::: TEXT EXCERPT
They are trying to get companies to share data mining, for example mining Twitter and FB to detect disease outbreaks. They have been engaging with corporations in “Data Philanthropy” to get the raw data available – can be used to analyze the impact of programs. “Any reuse is a risk of misuse.” But he emphasized that Big Data has a role in public good, but we need a way to convert it into useful data. The UN is a neutral platform, trying to learn in the ground, setting up labs in partnership with government. They are convening geeks, policy wonks, security analysts, and others to do experiments. For example, they have some predictable analytics on how people use their mobile phones and this helps understand whether or not they have jobs. They recently launched lab in Indonesia and started to hear through social media chatter that vaccine serum had meat and that people should not get vaccines. This was a misperception and they used that to go out into the field to educate folks. You can find more examples and case studies in this white paper . Mayur Patel, Knight Foundation Patel raised some great questions: What is the role of philanthropy – how can it guide scaffolding? How do we use private resources for advancing public good? Data has to be framed with this. What is philanthropy was held accountable for stewarding the data – how it has been collected and organized.
He talked about data itself being a public good. The data itself is the product, it is a new asset class. What does that mean for foundations and the social sector?
Data as an outcome or asset. What is the role that philanthropy can take that can create the incentive for people to use it. He talked about the consequences of not valuing data as a outcome with a story about EveryBlock. It is not just the software and technology platform, it is the data. How do we protect data streams that in the public interest?
::::::
::: EXTRACTED DATA
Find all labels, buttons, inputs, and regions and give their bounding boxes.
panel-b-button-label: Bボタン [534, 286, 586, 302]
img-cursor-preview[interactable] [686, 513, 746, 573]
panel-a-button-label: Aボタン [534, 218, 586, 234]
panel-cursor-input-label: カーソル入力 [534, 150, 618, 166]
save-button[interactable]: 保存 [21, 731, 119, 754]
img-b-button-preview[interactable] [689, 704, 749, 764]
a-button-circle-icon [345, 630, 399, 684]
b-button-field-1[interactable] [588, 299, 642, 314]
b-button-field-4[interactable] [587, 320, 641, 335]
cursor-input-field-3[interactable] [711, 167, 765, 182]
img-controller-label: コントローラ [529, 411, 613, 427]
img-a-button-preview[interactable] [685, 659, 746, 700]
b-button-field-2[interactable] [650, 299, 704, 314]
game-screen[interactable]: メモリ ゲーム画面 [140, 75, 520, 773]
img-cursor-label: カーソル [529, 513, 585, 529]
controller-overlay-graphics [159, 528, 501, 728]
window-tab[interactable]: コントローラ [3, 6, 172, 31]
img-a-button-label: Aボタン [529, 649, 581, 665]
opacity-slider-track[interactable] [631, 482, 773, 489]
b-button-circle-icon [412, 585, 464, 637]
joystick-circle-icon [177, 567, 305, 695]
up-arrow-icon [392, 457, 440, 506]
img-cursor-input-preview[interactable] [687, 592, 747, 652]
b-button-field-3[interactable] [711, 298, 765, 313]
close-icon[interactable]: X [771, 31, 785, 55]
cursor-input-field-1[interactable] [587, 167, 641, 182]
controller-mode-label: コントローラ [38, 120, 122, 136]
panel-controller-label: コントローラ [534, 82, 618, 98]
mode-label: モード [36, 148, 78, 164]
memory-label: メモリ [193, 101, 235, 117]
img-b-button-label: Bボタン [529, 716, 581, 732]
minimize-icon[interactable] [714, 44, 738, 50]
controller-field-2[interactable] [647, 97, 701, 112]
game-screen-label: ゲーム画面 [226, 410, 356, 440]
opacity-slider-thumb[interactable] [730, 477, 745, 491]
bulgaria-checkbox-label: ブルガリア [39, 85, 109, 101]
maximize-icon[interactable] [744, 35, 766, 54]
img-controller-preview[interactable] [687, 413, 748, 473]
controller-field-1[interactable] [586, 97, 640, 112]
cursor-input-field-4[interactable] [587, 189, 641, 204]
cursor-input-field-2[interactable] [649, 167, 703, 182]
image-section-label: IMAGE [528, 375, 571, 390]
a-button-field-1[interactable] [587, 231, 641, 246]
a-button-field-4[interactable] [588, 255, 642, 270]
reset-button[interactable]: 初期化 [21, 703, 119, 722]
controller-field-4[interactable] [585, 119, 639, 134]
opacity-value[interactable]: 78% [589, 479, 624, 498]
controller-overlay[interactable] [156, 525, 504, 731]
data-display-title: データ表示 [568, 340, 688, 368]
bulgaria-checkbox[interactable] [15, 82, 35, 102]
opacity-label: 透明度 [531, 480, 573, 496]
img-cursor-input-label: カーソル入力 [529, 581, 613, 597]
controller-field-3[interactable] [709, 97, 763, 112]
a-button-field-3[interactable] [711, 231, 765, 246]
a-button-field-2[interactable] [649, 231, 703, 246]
::::::
→ **TASKS TO CARRY OUT**
**a)** Do these statements agree with the text on data philanthropy? Answer yes or no for each and quote the deciding words.
(i) A lab was recently launched in Indonesia.
(ii) The social media claim that vaccine serum contained meat was accurate.
(iii) Data is described as a new asset class.
**b)** Please continue the text on data philanthropy from the point where it ends.

→ **RESPONSES PER TASK**
**a)**
(i) Yes: "They recently launched lab in Indonesia"
(ii) No: "This was a misperception"
(iii) Yes: "it is a new asset class"

**b)**
The data streams through nonprofit activities are not just by-products – they are important. We to think about our relationship with those new data streams? May be generated as a by-product of activity. He suggested the need for open source licenses for data and research should be available openly within a year. IssueLabs is a great start.
He also asked about the capacity of nonprofits to use the data once it is opened up? Jacob Harold essentially asked, “If we build it, will they come?” Patel observed that “Not every nonprofit will have the capacity to hire a data scientist.” While there are great resources to find them to volunteer, there needs to be more shared resources and capacity building. In addition to capacity building, there needs to be standardization, tools, and visualization resources. No infrastructure to do this! Patel pointed out that we need to think back to twenty years ago when using the Internet was new – and what systems wide infrastructure and capacity building systems did the sector put into place?
This was a stimulating session about data in the social sector and what is needed to make it actionable and useful. The idea is geeky as Darin points out, but also exciting.
What you think is needed for nonprofits to embrace the data? What systems level interventions are needed to improve the nonprofit sector’s capacity to embrace data — not only collect, but to make sense and apply?